What is being asked
Reproduce the entries verbatim, from the start through the line that contains "macd-surface[interactable]: 17.893 0.00".

Element placement data:
========================

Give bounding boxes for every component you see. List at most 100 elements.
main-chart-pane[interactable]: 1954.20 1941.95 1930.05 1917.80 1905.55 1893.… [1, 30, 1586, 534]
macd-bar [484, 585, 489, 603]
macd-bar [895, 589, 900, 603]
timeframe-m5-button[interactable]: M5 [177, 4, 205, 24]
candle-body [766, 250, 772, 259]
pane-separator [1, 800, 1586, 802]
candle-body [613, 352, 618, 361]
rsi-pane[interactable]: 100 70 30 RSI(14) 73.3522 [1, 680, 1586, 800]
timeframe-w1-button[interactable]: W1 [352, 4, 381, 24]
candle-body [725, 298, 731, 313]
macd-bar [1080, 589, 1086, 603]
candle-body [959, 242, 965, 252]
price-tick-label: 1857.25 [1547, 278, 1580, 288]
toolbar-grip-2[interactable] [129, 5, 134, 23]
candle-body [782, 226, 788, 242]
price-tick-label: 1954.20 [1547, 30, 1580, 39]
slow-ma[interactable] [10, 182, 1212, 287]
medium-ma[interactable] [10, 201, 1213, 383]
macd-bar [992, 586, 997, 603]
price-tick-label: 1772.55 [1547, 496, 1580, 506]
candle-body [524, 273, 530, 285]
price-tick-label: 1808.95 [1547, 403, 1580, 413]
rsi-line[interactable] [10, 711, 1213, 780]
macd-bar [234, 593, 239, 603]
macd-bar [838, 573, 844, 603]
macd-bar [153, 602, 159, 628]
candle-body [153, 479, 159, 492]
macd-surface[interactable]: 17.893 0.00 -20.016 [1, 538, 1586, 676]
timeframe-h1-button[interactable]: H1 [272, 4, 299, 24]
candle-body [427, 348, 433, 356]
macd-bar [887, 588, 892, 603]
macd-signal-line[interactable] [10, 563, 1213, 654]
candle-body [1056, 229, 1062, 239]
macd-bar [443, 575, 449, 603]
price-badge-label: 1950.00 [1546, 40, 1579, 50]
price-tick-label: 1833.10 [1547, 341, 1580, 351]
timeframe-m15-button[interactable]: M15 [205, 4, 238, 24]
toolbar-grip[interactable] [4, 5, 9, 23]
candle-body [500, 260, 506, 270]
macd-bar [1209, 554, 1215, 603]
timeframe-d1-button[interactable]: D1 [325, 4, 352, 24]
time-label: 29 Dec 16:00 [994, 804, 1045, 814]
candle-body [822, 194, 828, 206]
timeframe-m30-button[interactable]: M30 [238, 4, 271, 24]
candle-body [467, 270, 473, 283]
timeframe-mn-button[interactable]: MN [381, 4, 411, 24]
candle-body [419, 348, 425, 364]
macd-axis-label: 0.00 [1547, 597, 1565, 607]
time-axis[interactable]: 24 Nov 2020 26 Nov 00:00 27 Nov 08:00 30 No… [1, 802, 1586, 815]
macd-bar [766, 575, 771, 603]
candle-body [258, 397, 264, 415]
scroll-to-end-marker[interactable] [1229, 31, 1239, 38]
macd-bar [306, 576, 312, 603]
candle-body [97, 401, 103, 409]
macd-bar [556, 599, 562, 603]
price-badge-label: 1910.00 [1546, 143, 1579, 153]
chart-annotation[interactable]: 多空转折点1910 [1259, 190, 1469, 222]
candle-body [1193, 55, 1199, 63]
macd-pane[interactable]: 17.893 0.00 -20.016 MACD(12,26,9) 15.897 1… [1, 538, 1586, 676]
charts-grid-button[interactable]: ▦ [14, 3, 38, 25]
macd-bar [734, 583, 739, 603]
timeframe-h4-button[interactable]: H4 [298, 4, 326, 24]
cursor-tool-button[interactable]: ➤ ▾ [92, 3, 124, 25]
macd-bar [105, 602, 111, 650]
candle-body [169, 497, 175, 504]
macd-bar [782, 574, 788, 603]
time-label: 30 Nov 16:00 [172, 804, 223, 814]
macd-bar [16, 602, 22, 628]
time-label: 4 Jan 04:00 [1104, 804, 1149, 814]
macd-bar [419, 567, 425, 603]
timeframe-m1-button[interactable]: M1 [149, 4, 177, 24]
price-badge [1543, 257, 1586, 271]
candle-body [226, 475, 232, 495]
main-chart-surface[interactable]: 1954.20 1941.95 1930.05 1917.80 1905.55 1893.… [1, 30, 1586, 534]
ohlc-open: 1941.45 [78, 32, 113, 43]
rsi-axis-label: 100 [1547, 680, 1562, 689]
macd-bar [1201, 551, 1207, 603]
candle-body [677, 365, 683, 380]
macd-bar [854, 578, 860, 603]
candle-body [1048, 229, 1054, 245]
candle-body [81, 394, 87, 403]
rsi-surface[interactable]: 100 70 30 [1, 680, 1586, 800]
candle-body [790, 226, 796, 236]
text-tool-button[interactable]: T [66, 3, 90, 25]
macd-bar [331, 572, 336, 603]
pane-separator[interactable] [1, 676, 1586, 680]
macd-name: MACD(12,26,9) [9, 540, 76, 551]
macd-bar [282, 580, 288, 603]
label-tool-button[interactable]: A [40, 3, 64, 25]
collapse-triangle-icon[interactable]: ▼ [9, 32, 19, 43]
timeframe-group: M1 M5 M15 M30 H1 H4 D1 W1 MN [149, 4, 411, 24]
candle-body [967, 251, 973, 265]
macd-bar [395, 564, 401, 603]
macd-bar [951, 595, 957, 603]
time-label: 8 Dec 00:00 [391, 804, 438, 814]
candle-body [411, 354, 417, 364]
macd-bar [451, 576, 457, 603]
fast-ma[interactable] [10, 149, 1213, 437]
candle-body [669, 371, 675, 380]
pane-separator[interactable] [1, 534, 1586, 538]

========================

Written answer
Give bounding boxes for every component you see. List at most 100 elements.
main-chart-pane[interactable]: 1954.20 1941.95 1930.05 1917.80 1905.55 1893.… [1, 30, 1586, 534]
macd-bar [484, 585, 489, 603]
macd-bar [895, 589, 900, 603]
timeframe-m5-button[interactable]: M5 [177, 4, 205, 24]
candle-body [766, 250, 772, 259]
pane-separator [1, 800, 1586, 802]
candle-body [613, 352, 618, 361]
rsi-pane[interactable]: 100 70 30 RSI(14) 73.3522 [1, 680, 1586, 800]
timeframe-w1-button[interactable]: W1 [352, 4, 381, 24]
candle-body [725, 298, 731, 313]
macd-bar [1080, 589, 1086, 603]
candle-body [959, 242, 965, 252]
price-tick-label: 1857.25 [1547, 278, 1580, 288]
toolbar-grip-2[interactable] [129, 5, 134, 23]
candle-body [782, 226, 788, 242]
price-tick-label: 1954.20 [1547, 30, 1580, 39]
slow-ma[interactable] [10, 182, 1212, 287]
medium-ma[interactable] [10, 201, 1213, 383]
macd-bar [992, 586, 997, 603]
price-tick-label: 1772.55 [1547, 496, 1580, 506]
candle-body [524, 273, 530, 285]
price-tick-label: 1808.95 [1547, 403, 1580, 413]
rsi-line[interactable] [10, 711, 1213, 780]
macd-bar [234, 593, 239, 603]
macd-bar [838, 573, 844, 603]
macd-bar [153, 602, 159, 628]
candle-body [153, 479, 159, 492]
macd-surface[interactable]: 17.893 0.00 -20.016 [1, 538, 1586, 676]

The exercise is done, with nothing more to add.